● ITEMS:
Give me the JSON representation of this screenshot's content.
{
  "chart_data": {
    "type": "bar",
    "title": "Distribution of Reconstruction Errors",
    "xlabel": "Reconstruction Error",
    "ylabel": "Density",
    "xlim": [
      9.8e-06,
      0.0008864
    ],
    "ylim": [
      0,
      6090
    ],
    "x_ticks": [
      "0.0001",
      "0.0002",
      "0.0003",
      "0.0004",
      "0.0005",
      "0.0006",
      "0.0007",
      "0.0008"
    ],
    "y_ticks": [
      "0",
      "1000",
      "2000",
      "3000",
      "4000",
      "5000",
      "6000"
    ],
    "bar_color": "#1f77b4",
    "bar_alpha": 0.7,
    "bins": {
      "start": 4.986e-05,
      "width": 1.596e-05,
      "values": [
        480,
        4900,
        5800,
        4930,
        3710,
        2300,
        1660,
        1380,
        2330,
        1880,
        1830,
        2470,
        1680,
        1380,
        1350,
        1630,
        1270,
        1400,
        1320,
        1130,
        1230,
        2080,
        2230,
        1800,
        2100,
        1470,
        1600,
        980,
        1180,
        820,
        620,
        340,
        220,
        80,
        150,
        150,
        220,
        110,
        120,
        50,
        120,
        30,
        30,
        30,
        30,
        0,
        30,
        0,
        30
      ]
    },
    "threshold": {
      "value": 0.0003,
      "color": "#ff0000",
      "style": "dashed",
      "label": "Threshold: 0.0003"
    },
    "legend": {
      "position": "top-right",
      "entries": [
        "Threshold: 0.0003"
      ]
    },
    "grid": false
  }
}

● INSTRUCTIONS TO FOLLOW: Count the lines of the material that include the word "Reconstruction", then state only the total.

● THE RESULT: 2